Required work:
Please determine how many lines of the material include the word "Puedo", and respond with nothing but that number.

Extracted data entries
::::::::::

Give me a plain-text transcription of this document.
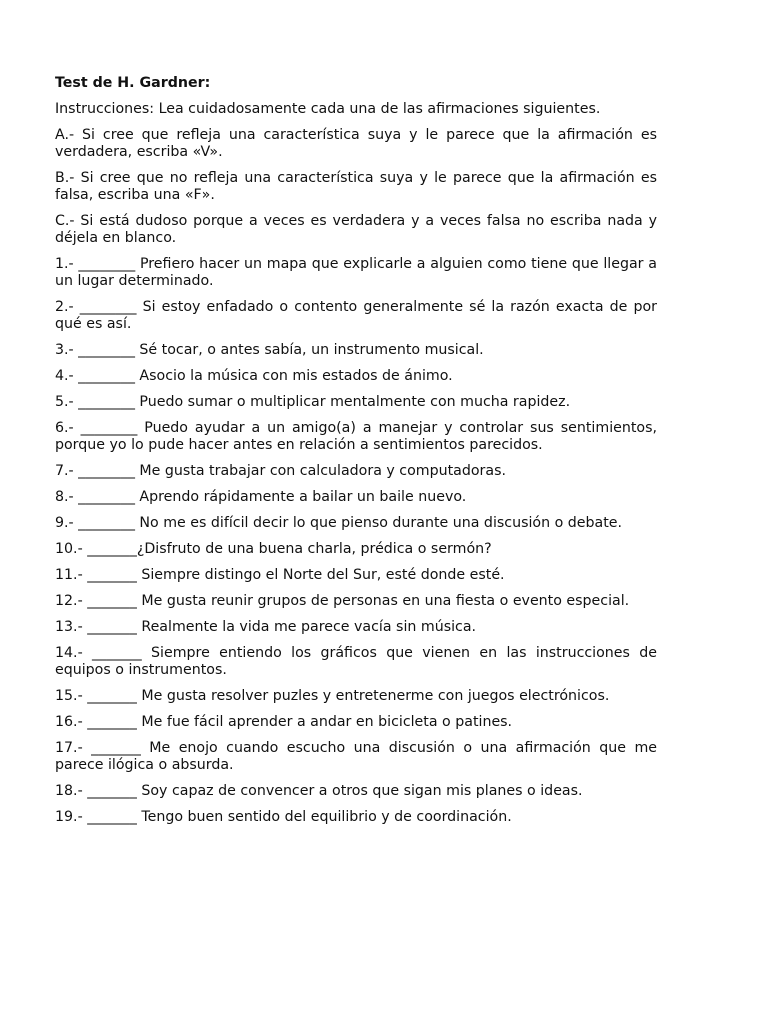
Test de H. Gardner:
Instrucciones: Lea cuidadosamente cada una de las afirmaciones siguientes.
A.- Si cree que refleja una característica suya y le parece que la afirmación es verdadera, escriba «V».
B.- Si cree que no refleja una característica suya y le parece que la afirmación es falsa, escriba una «F».
C.- Si está dudoso porque a veces es verdadera y a veces falsa no escriba nada y déjela en blanco.
1.- ________ Prefiero hacer un mapa que explicarle a alguien como tiene que llegar a un lugar determinado.
2.- ________ Si estoy enfadado o contento generalmente sé la razón exacta de por qué es así.
3.- ________ Sé tocar, o antes sabía, un instrumento musical.
4.- ________ Asocio la música con mis estados de ánimo.
5.- ________ Puedo sumar o multiplicar mentalmente con mucha rapidez.
6.- ________ Puedo ayudar a un amigo(a) a manejar y controlar sus sentimientos, porque yo lo pude hacer antes en relación a sentimientos parecidos.
7.- ________ Me gusta trabajar con calculadora y computadoras.
8.- ________ Aprendo rápidamente a bailar un baile nuevo.
9.- ________ No me es difícil decir lo que pienso durante una discusión o debate.
10.- _______¿Disfruto de una buena charla, prédica o sermón?
11.- _______ Siempre distingo el Norte del Sur, esté donde esté.
12.- _______ Me gusta reunir grupos de personas en una fiesta o evento especial.
13.- _______ Realmente la vida me parece vacía sin música.
14.- _______ Siempre entiendo los gráficos que vienen en las instrucciones de equipos o instrumentos.
15.- _______ Me gusta resolver puzles y entretenerme con juegos electrónicos.
16.- _______ Me fue fácil aprender a andar en bicicleta o patines.
17.- _______ Me enojo cuando escucho una discusión o una afirmación que me parece ilógica o absurda.
18.- _______ Soy capaz de convencer a otros que sigan mis planes o ideas.
19.- _______ Tengo buen sentido del equilibrio y de coordinación.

::::::::::

Task output:
2